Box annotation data
----------
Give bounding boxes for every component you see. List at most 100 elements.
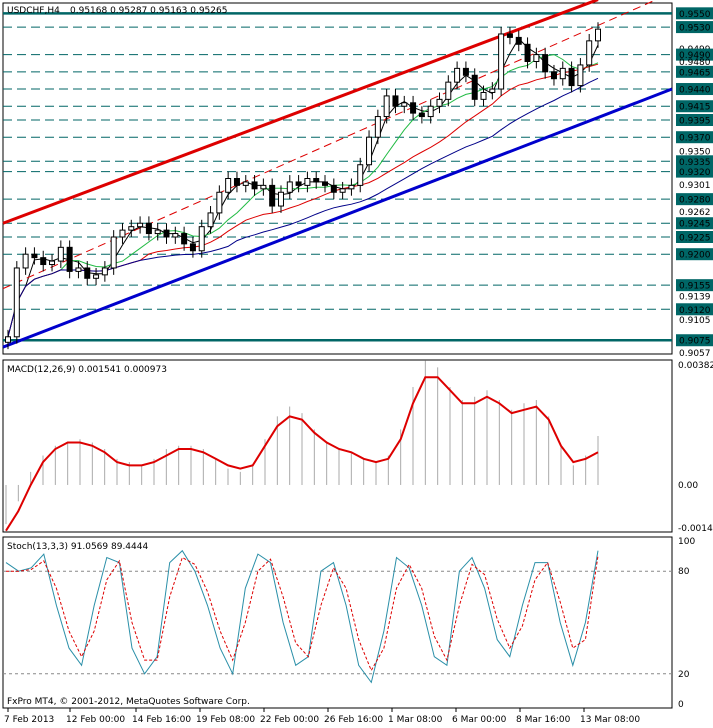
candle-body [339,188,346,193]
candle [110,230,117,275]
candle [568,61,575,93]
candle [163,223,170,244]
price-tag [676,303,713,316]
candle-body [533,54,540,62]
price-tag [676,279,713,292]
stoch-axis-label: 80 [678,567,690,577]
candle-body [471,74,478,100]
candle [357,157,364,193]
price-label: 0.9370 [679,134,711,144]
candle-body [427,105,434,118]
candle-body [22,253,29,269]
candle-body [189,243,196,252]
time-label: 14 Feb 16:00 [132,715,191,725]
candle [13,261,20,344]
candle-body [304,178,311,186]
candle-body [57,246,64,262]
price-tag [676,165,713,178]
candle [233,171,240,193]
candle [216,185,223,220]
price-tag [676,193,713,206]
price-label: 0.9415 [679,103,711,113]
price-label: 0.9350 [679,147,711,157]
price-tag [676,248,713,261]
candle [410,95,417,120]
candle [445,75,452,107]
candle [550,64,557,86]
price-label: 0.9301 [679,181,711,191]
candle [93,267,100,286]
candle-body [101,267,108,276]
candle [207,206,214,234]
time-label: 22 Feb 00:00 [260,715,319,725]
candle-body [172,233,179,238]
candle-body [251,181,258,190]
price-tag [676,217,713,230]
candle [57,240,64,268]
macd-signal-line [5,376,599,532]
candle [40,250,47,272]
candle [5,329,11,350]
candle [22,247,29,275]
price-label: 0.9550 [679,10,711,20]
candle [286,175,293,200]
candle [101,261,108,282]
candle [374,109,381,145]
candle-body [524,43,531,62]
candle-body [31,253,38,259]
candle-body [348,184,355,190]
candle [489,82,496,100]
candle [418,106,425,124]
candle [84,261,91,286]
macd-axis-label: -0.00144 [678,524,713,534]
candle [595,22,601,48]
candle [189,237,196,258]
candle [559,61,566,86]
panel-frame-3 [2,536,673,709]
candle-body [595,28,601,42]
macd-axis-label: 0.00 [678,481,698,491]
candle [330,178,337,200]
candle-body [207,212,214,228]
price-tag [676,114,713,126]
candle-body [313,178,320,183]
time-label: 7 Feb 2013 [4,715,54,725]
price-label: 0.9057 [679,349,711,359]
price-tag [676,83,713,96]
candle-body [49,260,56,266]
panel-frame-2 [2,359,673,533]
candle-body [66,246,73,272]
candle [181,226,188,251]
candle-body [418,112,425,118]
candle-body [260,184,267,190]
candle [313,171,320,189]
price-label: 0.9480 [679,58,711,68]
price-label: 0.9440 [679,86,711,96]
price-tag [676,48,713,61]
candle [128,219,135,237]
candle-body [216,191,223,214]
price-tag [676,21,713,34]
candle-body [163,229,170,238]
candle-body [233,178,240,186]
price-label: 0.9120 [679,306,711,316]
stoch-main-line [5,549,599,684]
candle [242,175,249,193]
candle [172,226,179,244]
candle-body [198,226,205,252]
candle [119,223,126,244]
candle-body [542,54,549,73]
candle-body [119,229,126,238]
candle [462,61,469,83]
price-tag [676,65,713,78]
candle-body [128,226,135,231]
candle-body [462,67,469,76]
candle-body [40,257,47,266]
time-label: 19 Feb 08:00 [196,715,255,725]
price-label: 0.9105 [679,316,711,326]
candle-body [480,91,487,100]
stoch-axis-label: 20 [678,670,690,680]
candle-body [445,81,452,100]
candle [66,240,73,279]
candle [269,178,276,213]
----------
Exercise aim ->
Convert the stretch of items from the line containing "candle-body [339,188,346,193]" through the line containing "panel-frame-2 [2,359,673,533]" into a JSON list of strings, one string per line, with blank lines omitted.

In response ->
[
  "candle-body [339,188,346,193]",
  "candle [110,230,117,275]",
  "candle [568,61,575,93]",
  "candle [163,223,170,244]",
  "price-tag [676,303,713,316]",
  "candle-body [533,54,540,62]",
  "price-tag [676,279,713,292]",
  "stoch-axis-label: 80 [678,567,690,577]",
  "candle-body [471,74,478,100]",
  "candle [357,157,364,193]",
  "price-label: 0.9370 [679,134,711,144]",
  "candle-body [427,105,434,118]",
  "candle-body [22,253,29,269]",
  "candle-body [189,243,196,252]",
  "time-label: 14 Feb 16:00 [132,715,191,725]",
  "candle [13,261,20,344]",
  "candle-body [304,178,311,186]",
  "candle-body [57,246,64,262]",
  "price-tag [676,165,713,178]",
  "candle [233,171,240,193]",
  "candle [216,185,223,220]",
  "price-tag [676,193,713,206]",
  "price-label: 0.9415 [679,103,711,113]",
  "price-label: 0.9350 [679,147,711,157]",
  "price-tag [676,248,713,261]",
  "candle [410,95,417,120]",
  "candle [445,75,452,107]",
  "candle [550,64,557,86]",
  "price-label: 0.9301 [679,181,711,191]",
  "candle [93,267,100,286]",
  "candle-body [101,267,108,276]",
  "candle [207,206,214,234]",
  "time-label: 22 Feb 00:00 [260,715,319,725]",
  "candle-body [172,233,179,238]",
  "candle-body [251,181,258,190]",
  "price-tag [676,217,713,230]",
  "candle [57,240,64,268]",
  "macd-signal-line [5,376,599,532]",
  "candle [40,250,47,272]",
  "candle [5,329,11,350]",
  "candle [22,247,29,275]",
  "price-label: 0.9550 [679,10,711,20]",
  "candle [286,175,293,200]",
  "candle [101,261,108,282]",
  "candle [374,109,381,145]",
  "candle-body [524,43,531,62]",
  "candle-body [31,253,38,259]",
  "candle-body [348,184,355,190]",
  "candle [489,82,496,100]",
  "candle [418,106,425,124]",
  "candle [84,261,91,286]",
  "macd-axis-label: -0.00144 [678,524,713,534]",
  "candle [595,22,601,48]",
  "candle [189,237,196,258]",
  "candle [559,61,566,86]",
  "panel-frame-3 [2,536,673,709]",
  "candle-body [595,28,601,42]",
  "macd-axis-label: 0.00 [678,481,698,491]",
  "candle [330,178,337,200]",
  "candle-body [207,212,214,228]",
  "price-tag [676,114,713,126]",
  "candle-body [313,178,320,183]",
  "time-label: 7 Feb 2013 [4,715,54,725]",
  "price-label: 0.9057 [679,349,711,359]",
  "price-tag [676,83,713,96]",
  "candle-body [49,260,56,266]",
  "panel-frame-2 [2,359,673,533]"
]